Published in final edited form as: Curr Opin Endocrinol Diabetes Obes. 2011 Aug;18(4):235–240. doi: 10.1097/MED.0b013e32834803ae

2011 Update: Antigen Specific Therapy in Type 1 Diabetes

Aaron W Michels 1,, Matthias von Herrath 2
PMCID: PMC4016762  NIHMSID: NIHMS577694  PMID: 21844706

Abstract

Purpose of Review

Update on the clinical trials using antigen specific therapies in autoimmune diabetes.

Recent Findings

Type 1 diabetes is now a predictable disease with the measurement of islet autoantibodies, and the incidence is increasing dramatically. Safe and effective interventions are needed to stop the underlying autoimmune destruction of insulin producing beta cells. Beta cell antigens, insulin and glutamic acid decarboxylase, are being used to preserve endogenous insulin production in individuals with new onset diabetes and to prevent diabetes. The results of antigen specific immune intervention trials are reviewed and consideration is given to future directions for inducing tolerance in type 1 diabetes.

Summary

Antigen specific immune therapies act by enhancing regulatory T cell function, in animal models often locally and selectively in islets or pancreatic lymph nodes, while inhibiting effector T cells. This therapeutic pathway provides a safe treatment to preserve beta cell function in new onset diabetic individuals with the GAD-Alum vaccine being the most extensively studied therapy. Insulin is being used in many forms to prevent diabetes and stop the underlying autoimmune process. For the future, combination immune therapies targeting different pathways in the immune system will be needed to effectively induce sustained tolerance in type 1 diabetes.

Required work
Decide whether each statement agrees with the abstract on antigen specific therapy in type 1 diabetes above: (a) the GAD-Alum vaccine is the most extensively studied therapy for preserving beta cell function in new onset diabetic individuals; (b) the incidence of type 1 diabetes is declining; (c) a single immune therapy is expected to be enough to induce sustained tolerance. Answer each with yes or no, quoting the deciding words.

Given information

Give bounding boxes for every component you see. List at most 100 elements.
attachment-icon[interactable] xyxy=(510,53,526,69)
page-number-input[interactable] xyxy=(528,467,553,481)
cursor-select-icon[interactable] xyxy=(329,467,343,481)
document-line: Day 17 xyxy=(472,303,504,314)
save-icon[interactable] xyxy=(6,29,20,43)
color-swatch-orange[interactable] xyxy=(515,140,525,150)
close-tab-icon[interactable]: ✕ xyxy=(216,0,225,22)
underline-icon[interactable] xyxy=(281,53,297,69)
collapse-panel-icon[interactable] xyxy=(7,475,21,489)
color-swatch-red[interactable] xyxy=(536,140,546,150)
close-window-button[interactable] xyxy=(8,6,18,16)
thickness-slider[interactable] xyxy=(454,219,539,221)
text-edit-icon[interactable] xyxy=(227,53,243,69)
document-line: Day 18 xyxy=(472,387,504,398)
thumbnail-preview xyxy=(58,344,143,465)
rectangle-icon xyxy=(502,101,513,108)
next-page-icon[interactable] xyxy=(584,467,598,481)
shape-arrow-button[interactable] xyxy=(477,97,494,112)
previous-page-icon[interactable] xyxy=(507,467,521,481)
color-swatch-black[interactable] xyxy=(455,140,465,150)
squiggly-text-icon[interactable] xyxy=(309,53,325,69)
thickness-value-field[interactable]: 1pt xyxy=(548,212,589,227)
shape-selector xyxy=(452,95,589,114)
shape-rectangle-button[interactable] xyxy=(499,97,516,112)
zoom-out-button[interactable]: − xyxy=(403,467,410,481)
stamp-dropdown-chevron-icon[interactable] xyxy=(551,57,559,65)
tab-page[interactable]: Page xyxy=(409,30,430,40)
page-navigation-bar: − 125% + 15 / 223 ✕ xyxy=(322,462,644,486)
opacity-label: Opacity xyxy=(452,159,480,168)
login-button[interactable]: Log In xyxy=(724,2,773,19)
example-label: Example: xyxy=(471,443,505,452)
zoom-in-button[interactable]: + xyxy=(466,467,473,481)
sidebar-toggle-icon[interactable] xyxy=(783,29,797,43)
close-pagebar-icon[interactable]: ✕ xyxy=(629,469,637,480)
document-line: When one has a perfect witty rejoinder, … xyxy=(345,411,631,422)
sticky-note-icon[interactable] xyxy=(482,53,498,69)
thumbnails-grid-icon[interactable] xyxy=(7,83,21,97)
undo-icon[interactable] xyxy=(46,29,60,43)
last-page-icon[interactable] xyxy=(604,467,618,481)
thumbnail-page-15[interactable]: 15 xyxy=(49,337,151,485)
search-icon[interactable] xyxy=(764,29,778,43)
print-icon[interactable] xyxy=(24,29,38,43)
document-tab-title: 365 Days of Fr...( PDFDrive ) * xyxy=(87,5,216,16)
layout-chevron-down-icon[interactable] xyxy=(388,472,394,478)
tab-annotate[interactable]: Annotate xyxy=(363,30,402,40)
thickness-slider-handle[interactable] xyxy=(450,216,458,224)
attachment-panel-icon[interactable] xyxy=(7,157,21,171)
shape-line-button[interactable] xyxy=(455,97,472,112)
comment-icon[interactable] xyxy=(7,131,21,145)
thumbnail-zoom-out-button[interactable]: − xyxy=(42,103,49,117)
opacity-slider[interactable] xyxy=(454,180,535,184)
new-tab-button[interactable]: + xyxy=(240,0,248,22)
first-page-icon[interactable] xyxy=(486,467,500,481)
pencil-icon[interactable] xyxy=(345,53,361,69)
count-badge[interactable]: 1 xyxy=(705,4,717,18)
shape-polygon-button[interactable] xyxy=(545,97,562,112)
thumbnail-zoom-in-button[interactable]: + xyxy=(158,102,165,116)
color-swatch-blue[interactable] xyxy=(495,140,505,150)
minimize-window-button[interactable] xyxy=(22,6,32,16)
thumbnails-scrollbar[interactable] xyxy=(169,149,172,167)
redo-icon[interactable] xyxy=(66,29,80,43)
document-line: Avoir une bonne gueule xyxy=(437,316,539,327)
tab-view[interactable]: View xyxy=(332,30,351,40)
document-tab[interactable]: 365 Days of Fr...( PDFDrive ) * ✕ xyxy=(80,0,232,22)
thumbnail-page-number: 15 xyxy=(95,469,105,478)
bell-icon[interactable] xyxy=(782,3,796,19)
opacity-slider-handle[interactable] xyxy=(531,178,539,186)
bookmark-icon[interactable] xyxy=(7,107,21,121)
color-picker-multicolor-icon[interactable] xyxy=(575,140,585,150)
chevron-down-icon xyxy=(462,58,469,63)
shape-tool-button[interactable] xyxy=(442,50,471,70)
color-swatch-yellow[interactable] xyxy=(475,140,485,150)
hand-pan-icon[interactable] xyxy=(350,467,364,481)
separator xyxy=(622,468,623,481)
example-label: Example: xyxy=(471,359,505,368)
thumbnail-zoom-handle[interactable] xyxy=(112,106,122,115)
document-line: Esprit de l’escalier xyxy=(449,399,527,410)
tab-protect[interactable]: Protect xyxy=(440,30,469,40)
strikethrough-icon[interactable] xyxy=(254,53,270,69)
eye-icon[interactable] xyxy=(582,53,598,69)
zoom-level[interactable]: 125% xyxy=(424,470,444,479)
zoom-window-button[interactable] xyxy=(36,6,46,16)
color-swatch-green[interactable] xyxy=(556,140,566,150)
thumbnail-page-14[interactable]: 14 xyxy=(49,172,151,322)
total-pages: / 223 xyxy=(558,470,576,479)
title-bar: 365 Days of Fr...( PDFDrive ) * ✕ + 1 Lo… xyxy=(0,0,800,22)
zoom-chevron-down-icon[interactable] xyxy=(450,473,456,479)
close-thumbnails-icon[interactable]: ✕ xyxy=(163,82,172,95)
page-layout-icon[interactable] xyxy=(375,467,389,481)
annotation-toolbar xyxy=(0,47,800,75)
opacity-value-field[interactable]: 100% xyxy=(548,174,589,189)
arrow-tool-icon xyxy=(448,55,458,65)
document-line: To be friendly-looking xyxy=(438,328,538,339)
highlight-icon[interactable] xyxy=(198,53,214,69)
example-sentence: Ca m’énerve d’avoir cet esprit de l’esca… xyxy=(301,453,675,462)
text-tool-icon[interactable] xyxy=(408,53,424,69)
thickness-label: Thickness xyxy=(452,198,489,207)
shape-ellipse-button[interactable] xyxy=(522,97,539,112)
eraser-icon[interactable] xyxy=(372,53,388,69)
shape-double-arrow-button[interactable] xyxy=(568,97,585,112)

Response for this exercise
(a) Yes: "with the GAD-Alum vaccine being the most extensively studied therapy"
(b) No: "the incidence is increasing dramatically"
(c) No: "combination immune therapies targeting different pathways in the immune system will be needed to effectively induce sustained tolerance in type 1 diabetes"